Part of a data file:
++++

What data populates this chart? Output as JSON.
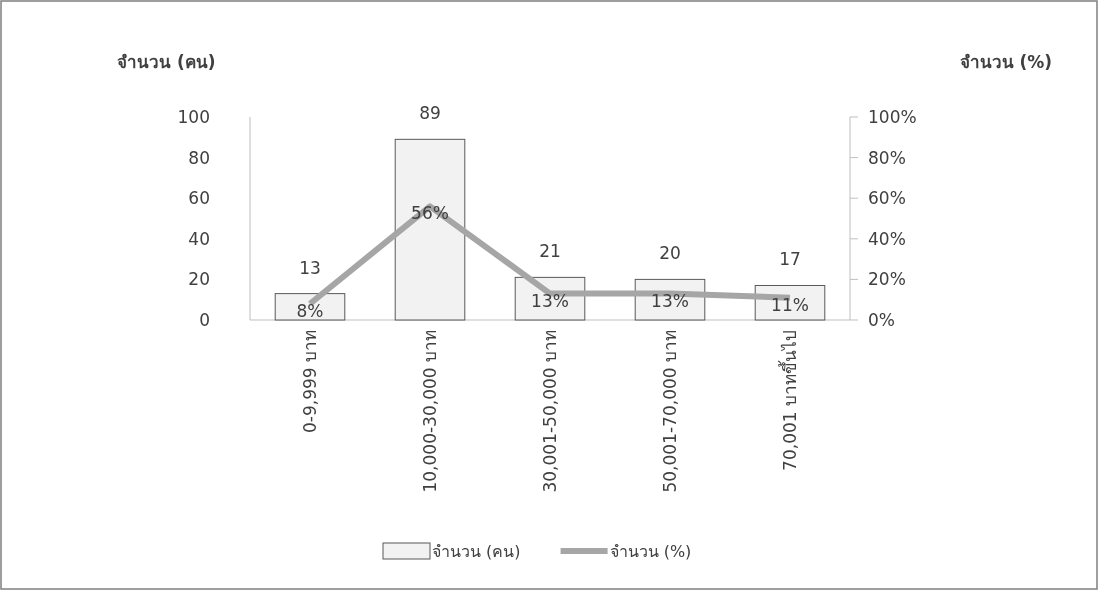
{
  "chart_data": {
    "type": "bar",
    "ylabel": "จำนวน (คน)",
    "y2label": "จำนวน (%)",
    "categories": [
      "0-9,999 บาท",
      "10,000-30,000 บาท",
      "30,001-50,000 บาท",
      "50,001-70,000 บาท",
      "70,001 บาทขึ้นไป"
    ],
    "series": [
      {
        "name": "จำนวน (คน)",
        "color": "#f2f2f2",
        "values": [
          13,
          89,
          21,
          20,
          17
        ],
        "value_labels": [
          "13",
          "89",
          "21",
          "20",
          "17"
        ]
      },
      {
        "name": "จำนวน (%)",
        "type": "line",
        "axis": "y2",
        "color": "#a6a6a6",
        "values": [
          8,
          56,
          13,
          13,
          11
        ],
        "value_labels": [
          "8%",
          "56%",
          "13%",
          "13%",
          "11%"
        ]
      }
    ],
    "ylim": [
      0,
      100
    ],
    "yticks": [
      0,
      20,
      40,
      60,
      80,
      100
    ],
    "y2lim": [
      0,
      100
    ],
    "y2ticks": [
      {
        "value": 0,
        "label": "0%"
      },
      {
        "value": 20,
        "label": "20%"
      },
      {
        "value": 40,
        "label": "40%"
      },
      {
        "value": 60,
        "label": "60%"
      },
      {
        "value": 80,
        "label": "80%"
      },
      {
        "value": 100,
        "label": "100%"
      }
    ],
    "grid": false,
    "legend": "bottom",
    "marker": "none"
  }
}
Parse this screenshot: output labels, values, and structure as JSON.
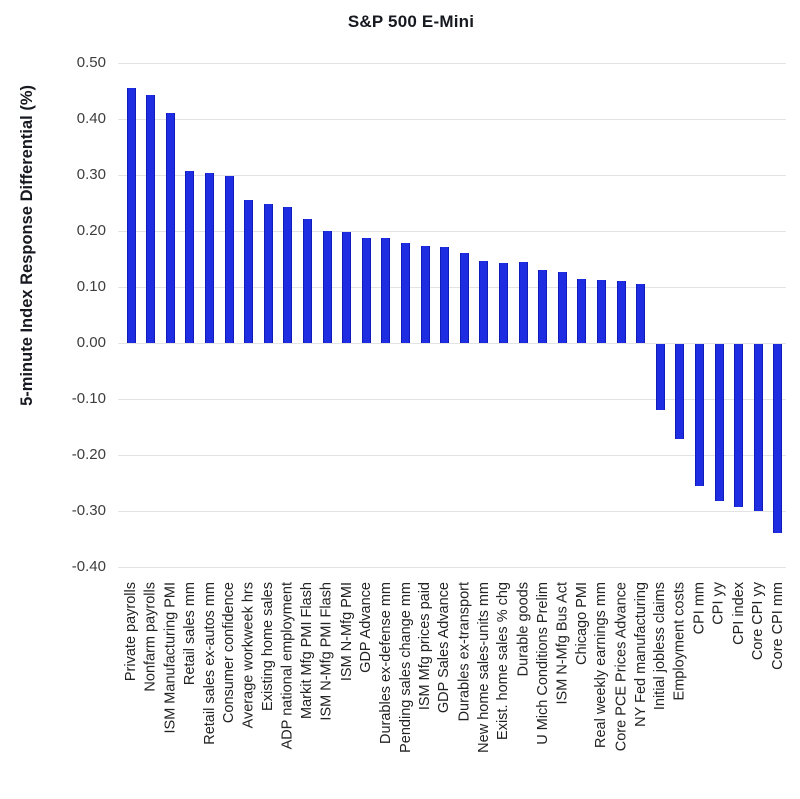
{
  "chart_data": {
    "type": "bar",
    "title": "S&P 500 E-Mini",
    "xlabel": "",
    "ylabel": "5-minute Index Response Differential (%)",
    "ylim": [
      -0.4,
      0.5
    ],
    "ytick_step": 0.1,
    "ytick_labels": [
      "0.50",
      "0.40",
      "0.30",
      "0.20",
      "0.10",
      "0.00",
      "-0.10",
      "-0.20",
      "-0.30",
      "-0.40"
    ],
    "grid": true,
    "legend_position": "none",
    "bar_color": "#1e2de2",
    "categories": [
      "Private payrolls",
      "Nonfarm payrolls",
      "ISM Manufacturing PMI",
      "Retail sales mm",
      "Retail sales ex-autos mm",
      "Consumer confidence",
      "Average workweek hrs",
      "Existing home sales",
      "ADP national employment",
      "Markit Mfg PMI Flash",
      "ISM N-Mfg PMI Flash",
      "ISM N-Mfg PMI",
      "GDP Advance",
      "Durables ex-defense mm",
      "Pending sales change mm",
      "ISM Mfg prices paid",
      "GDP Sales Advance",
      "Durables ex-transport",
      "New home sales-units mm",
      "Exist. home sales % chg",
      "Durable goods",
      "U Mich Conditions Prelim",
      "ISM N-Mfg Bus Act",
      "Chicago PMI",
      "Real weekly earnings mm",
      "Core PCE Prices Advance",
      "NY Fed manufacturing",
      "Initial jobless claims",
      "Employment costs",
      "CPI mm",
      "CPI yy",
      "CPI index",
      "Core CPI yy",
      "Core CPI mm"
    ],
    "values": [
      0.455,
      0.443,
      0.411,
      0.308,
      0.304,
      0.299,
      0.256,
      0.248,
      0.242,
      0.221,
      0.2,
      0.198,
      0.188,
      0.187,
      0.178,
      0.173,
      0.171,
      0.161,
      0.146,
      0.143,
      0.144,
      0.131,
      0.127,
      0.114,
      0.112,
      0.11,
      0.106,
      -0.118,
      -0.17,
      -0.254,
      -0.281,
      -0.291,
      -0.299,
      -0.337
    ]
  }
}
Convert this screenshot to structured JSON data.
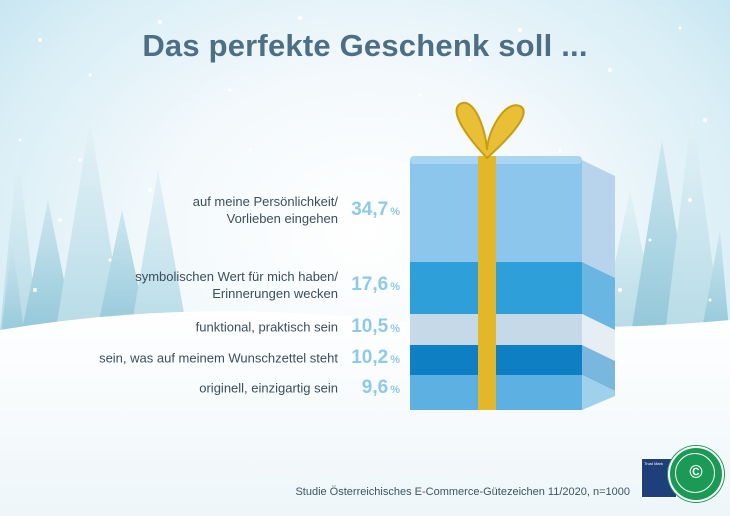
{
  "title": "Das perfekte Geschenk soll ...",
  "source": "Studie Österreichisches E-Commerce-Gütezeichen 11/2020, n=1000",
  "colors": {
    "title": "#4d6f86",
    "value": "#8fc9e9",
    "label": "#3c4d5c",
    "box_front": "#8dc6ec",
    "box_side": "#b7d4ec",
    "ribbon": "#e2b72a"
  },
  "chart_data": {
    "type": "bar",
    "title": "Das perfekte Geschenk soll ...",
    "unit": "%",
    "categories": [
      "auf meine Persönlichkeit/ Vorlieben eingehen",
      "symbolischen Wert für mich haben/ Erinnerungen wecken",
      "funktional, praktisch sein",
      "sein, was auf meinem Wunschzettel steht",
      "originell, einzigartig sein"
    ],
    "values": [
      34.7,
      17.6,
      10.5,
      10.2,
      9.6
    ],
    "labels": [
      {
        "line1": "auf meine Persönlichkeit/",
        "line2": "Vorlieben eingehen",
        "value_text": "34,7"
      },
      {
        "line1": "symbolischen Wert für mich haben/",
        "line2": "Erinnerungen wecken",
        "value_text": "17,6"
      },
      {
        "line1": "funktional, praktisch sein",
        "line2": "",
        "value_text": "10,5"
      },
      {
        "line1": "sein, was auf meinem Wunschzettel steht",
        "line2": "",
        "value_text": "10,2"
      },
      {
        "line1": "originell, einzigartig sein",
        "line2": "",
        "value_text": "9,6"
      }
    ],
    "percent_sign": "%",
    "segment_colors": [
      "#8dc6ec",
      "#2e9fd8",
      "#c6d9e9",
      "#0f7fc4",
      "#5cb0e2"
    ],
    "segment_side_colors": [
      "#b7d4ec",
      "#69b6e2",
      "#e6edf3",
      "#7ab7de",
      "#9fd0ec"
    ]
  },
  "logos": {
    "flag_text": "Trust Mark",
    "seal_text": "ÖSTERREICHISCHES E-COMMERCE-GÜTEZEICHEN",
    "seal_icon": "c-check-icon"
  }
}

++++

EXERCISE GOAL: Copy every line in the listing above where the string "Geschenk" turns up.

SOLUTION TO THIS PROBLEM:
  "title": "Das perfekte Geschenk soll ...",
    "title": "Das perfekte Geschenk soll ...",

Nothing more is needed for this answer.